WHAT YOU ARE ASKED TO DO:
Below is a listing; write it out exactly and drop any images from it.

Excerpts from a figure dataset:

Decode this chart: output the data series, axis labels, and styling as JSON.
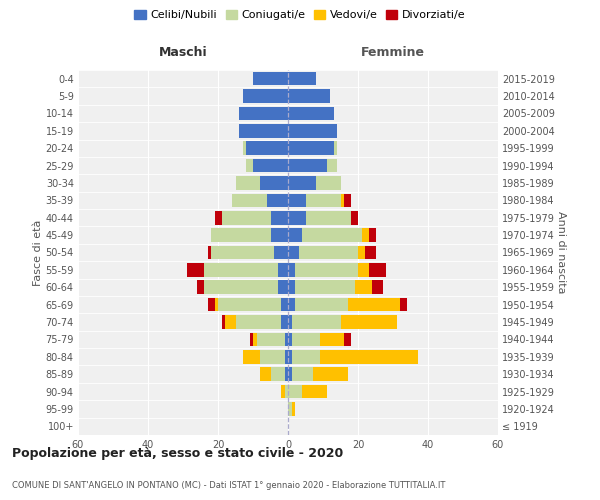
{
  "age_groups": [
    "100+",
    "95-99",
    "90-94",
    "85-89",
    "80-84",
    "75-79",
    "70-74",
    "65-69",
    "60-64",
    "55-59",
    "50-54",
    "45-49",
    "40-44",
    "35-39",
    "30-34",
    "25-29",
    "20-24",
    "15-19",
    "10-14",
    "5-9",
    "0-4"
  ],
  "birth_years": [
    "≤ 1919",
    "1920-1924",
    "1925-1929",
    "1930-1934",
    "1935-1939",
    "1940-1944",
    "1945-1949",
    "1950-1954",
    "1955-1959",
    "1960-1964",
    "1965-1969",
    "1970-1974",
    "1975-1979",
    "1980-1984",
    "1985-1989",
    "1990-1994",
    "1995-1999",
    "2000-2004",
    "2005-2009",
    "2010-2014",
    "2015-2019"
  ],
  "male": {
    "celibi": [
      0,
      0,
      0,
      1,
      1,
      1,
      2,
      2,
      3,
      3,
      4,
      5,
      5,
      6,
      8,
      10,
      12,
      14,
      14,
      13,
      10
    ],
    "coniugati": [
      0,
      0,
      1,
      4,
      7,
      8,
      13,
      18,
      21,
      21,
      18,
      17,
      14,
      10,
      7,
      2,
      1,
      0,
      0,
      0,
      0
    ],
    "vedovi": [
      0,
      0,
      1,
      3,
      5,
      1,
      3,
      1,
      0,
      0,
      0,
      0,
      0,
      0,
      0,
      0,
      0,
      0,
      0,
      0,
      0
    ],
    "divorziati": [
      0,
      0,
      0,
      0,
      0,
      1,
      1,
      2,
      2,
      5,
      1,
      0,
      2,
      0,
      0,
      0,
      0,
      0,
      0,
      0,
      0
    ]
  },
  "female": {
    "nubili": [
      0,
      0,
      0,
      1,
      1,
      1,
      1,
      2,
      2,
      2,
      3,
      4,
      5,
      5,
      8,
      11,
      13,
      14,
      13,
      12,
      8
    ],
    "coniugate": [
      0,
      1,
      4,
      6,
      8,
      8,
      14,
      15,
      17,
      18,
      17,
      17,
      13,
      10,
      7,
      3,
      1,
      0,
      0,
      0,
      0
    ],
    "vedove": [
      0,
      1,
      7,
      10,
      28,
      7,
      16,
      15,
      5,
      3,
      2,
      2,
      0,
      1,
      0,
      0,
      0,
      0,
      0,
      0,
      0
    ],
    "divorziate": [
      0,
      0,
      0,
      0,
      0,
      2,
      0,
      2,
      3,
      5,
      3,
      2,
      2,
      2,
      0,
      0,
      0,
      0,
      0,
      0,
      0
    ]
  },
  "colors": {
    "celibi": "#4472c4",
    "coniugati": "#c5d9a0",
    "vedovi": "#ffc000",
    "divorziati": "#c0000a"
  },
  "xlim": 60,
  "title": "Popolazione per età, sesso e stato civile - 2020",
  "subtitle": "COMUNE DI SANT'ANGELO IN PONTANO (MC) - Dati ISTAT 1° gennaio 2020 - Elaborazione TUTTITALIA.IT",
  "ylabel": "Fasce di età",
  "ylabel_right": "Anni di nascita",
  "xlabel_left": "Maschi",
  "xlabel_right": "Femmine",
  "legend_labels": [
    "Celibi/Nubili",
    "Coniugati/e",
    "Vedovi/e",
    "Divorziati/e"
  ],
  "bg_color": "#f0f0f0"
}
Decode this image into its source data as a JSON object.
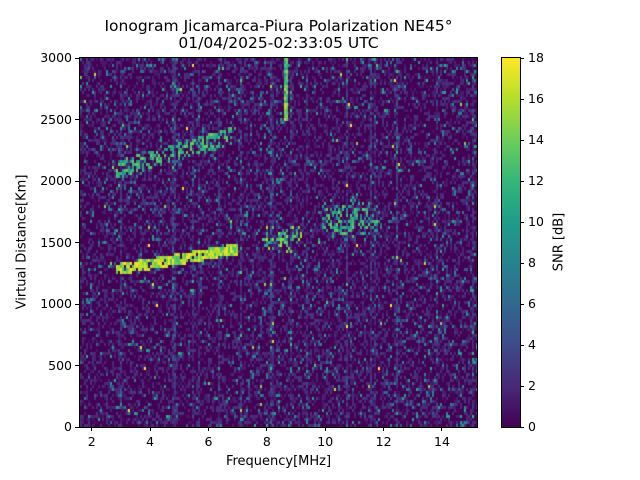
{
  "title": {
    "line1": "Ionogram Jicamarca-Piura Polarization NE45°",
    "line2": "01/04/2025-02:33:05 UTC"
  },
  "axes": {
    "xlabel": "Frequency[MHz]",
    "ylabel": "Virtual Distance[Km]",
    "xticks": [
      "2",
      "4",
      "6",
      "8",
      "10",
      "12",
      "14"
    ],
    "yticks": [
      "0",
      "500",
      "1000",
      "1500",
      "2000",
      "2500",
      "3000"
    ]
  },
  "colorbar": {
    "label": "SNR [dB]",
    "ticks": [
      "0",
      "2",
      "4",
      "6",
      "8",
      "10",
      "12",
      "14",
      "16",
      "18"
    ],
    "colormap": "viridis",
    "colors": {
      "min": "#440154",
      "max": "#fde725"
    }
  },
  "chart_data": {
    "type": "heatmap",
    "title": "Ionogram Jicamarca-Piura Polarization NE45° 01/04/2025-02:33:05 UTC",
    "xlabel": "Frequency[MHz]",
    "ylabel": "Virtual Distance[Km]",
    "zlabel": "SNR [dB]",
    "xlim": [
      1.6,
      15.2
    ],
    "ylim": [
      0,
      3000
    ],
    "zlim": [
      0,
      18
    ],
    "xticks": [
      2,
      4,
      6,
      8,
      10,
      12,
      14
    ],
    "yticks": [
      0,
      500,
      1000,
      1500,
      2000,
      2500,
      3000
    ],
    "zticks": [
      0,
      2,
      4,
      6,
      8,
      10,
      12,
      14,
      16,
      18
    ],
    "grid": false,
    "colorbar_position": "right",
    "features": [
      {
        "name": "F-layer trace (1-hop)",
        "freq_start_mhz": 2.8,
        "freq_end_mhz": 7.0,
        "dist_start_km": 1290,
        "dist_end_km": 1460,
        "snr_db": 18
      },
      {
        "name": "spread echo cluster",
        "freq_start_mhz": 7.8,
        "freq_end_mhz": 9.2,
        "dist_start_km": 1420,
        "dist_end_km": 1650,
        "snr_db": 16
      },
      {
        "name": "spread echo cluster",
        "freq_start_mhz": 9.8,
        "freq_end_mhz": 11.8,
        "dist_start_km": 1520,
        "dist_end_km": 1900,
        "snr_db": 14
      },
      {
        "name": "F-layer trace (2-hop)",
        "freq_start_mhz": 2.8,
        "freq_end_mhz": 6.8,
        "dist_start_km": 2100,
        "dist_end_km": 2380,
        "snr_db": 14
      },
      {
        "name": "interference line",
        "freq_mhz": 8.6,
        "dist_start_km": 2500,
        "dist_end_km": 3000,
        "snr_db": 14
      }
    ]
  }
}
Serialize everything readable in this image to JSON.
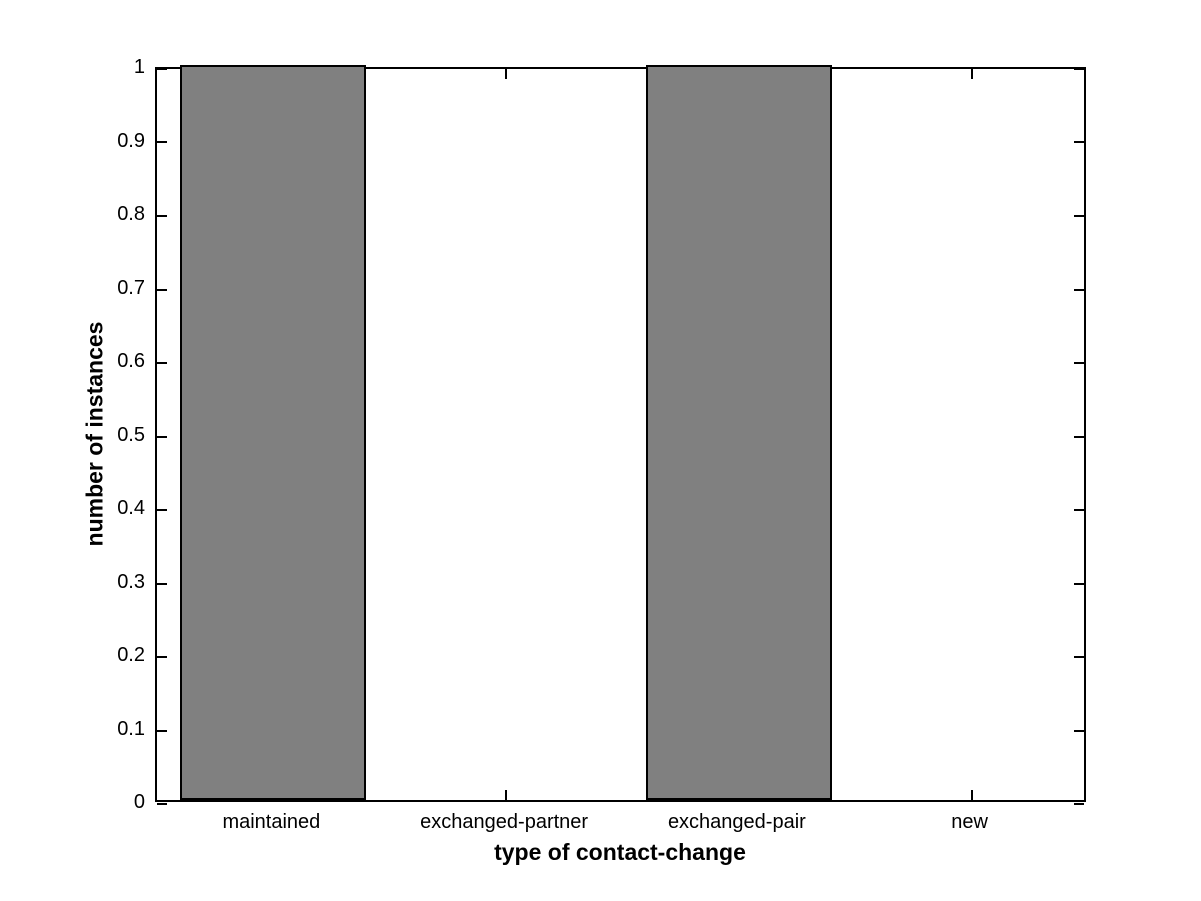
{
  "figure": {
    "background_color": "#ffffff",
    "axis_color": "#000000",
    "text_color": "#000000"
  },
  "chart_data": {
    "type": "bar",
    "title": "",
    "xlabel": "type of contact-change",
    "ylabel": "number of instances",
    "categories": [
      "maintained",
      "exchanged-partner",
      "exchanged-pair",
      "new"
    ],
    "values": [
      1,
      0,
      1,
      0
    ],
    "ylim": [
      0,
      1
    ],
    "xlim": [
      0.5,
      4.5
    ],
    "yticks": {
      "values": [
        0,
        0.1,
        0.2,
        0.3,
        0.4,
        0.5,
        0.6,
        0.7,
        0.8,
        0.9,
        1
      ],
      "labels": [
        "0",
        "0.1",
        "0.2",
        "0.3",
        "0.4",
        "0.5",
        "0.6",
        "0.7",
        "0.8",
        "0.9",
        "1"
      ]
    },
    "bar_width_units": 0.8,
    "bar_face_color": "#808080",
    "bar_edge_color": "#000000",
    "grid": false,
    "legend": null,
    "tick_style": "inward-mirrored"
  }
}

WRITTEN RESPONSE:
Decode this chart: output the data series, axis labels, and styling as JSON.
{
  "age_groups": [
    "100+",
    "95-99",
    "90-94",
    "85-89",
    "80-84",
    "75-79",
    "70-74",
    "65-69",
    "60-64",
    "55-59",
    "50-54",
    "45-49",
    "40-44",
    "35-39",
    "30-34",
    "25-29",
    "20-24",
    "15-19",
    "10-14",
    "5-9",
    "0-4"
  ],
  "birth_years": [
    "≤ 1919",
    "1920-1924",
    "1925-1929",
    "1930-1934",
    "1935-1939",
    "1940-1944",
    "1945-1949",
    "1950-1954",
    "1955-1959",
    "1960-1964",
    "1965-1969",
    "1970-1974",
    "1975-1979",
    "1980-1984",
    "1985-1989",
    "1990-1994",
    "1995-1999",
    "2000-2004",
    "2005-2009",
    "2010-2014",
    "2015-2019"
  ],
  "male": {
    "celibi": [
      0,
      0,
      0,
      1,
      1,
      1,
      2,
      2,
      3,
      3,
      4,
      5,
      5,
      6,
      8,
      10,
      12,
      14,
      14,
      13,
      10
    ],
    "coniugati": [
      0,
      0,
      1,
      4,
      7,
      8,
      13,
      18,
      21,
      21,
      18,
      17,
      14,
      10,
      7,
      2,
      1,
      0,
      0,
      0,
      0
    ],
    "vedovi": [
      0,
      0,
      1,
      3,
      5,
      1,
      3,
      1,
      0,
      0,
      0,
      0,
      0,
      0,
      0,
      0,
      0,
      0,
      0,
      0,
      0
    ],
    "divorziati": [
      0,
      0,
      0,
      0,
      0,
      1,
      1,
      2,
      2,
      5,
      1,
      0,
      2,
      0,
      0,
      0,
      0,
      0,
      0,
      0,
      0
    ]
  },
  "female": {
    "nubili": [
      0,
      0,
      0,
      1,
      1,
      1,
      1,
      2,
      2,
      2,
      3,
      4,
      5,
      5,
      8,
      11,
      13,
      14,
      13,
      12,
      8
    ],
    "coniugate": [
      0,
      1,
      4,
      6,
      8,
      8,
      14,
      15,
      17,
      18,
      17,
      17,
      13,
      10,
      7,
      3,
      1,
      0,
      0,
      0,
      0
    ],
    "vedove": [
      0,
      1,
      7,
      10,
      28,
      7,
      16,
      15,
      5,
      3,
      2,
      2,
      0,
      1,
      0,
      0,
      0,
      0,
      0,
      0,
      0
    ],
    "divorziate": [
      0,
      0,
      0,
      0,
      0,
      2,
      0,
      2,
      3,
      5,
      3,
      2,
      2,
      2,
      0,
      0,
      0,
      0,
      0,
      0,
      0
    ]
  },
  "colors": {
    "celibi": "#4472c4",
    "coniugati": "#c5d9a0",
    "vedovi": "#ffc000",
    "divorziati": "#c0000a"
  },
  "xlim": 60,
  "title": "Popolazione per età, sesso e stato civile - 2020",
  "subtitle": "COMUNE DI SANT'ANGELO IN PONTANO (MC) - Dati ISTAT 1° gennaio 2020 - Elaborazione TUTTITALIA.IT",
  "ylabel": "Fasce di età",
  "ylabel_right": "Anni di nascita",
  "xlabel_left": "Maschi",
  "xlabel_right": "Femmine",
  "legend_labels": [
    "Celibi/Nubili",
    "Coniugati/e",
    "Vedovi/e",
    "Divorziati/e"
  ],
  "bg_color": "#f0f0f0"
}
Decode this image into its source data as a JSON object.
{
  "title": {
    "line1": "Ionogram Jicamarca-Piura Polarization NE45°",
    "line2": "01/04/2025-02:33:05 UTC"
  },
  "axes": {
    "xlabel": "Frequency[MHz]",
    "ylabel": "Virtual Distance[Km]",
    "xticks": [
      "2",
      "4",
      "6",
      "8",
      "10",
      "12",
      "14"
    ],
    "yticks": [
      "0",
      "500",
      "1000",
      "1500",
      "2000",
      "2500",
      "3000"
    ]
  },
  "colorbar": {
    "label": "SNR [dB]",
    "ticks": [
      "0",
      "2",
      "4",
      "6",
      "8",
      "10",
      "12",
      "14",
      "16",
      "18"
    ],
    "colormap": "viridis",
    "colors": {
      "min": "#440154",
      "max": "#fde725"
    }
  },
  "chart_data": {
    "type": "heatmap",
    "title": "Ionogram Jicamarca-Piura Polarization NE45° 01/04/2025-02:33:05 UTC",
    "xlabel": "Frequency[MHz]",
    "ylabel": "Virtual Distance[Km]",
    "zlabel": "SNR [dB]",
    "xlim": [
      1.6,
      15.2
    ],
    "ylim": [
      0,
      3000
    ],
    "zlim": [
      0,
      18
    ],
    "xticks": [
      2,
      4,
      6,
      8,
      10,
      12,
      14
    ],
    "yticks": [
      0,
      500,
      1000,
      1500,
      2000,
      2500,
      3000
    ],
    "zticks": [
      0,
      2,
      4,
      6,
      8,
      10,
      12,
      14,
      16,
      18
    ],
    "grid": false,
    "colorbar_position": "right",
    "features": [
      {
        "name": "F-layer trace (1-hop)",
        "freq_start_mhz": 2.8,
        "freq_end_mhz": 7.0,
        "dist_start_km": 1290,
        "dist_end_km": 1460,
        "snr_db": 18
      },
      {
        "name": "spread echo cluster",
        "freq_start_mhz": 7.8,
        "freq_end_mhz": 9.2,
        "dist_start_km": 1420,
        "dist_end_km": 1650,
        "snr_db": 16
      },
      {
        "name": "spread echo cluster",
        "freq_start_mhz": 9.8,
        "freq_end_mhz": 11.8,
        "dist_start_km": 1520,
        "dist_end_km": 1900,
        "snr_db": 14
      },
      {
        "name": "F-layer trace (2-hop)",
        "freq_start_mhz": 2.8,
        "freq_end_mhz": 6.8,
        "dist_start_km": 2100,
        "dist_end_km": 2380,
        "snr_db": 14
      },
      {
        "name": "interference line",
        "freq_mhz": 8.6,
        "dist_start_km": 2500,
        "dist_end_km": 3000,
        "snr_db": 14
      }
    ]
  }
}
Serialize everything readable in this image to JSON.
{
  "figure": {
    "background_color": "#ffffff",
    "axis_color": "#000000",
    "text_color": "#000000"
  },
  "chart_data": {
    "type": "bar",
    "title": "",
    "xlabel": "type of contact-change",
    "ylabel": "number of instances",
    "categories": [
      "maintained",
      "exchanged-partner",
      "exchanged-pair",
      "new"
    ],
    "values": [
      1,
      0,
      1,
      0
    ],
    "ylim": [
      0,
      1
    ],
    "xlim": [
      0.5,
      4.5
    ],
    "yticks": {
      "values": [
        0,
        0.1,
        0.2,
        0.3,
        0.4,
        0.5,
        0.6,
        0.7,
        0.8,
        0.9,
        1
      ],
      "labels": [
        "0",
        "0.1",
        "0.2",
        "0.3",
        "0.4",
        "0.5",
        "0.6",
        "0.7",
        "0.8",
        "0.9",
        "1"
      ]
    },
    "bar_width_units": 0.8,
    "bar_face_color": "#808080",
    "bar_edge_color": "#000000",
    "grid": false,
    "legend": null,
    "tick_style": "inward-mirrored"
  }
}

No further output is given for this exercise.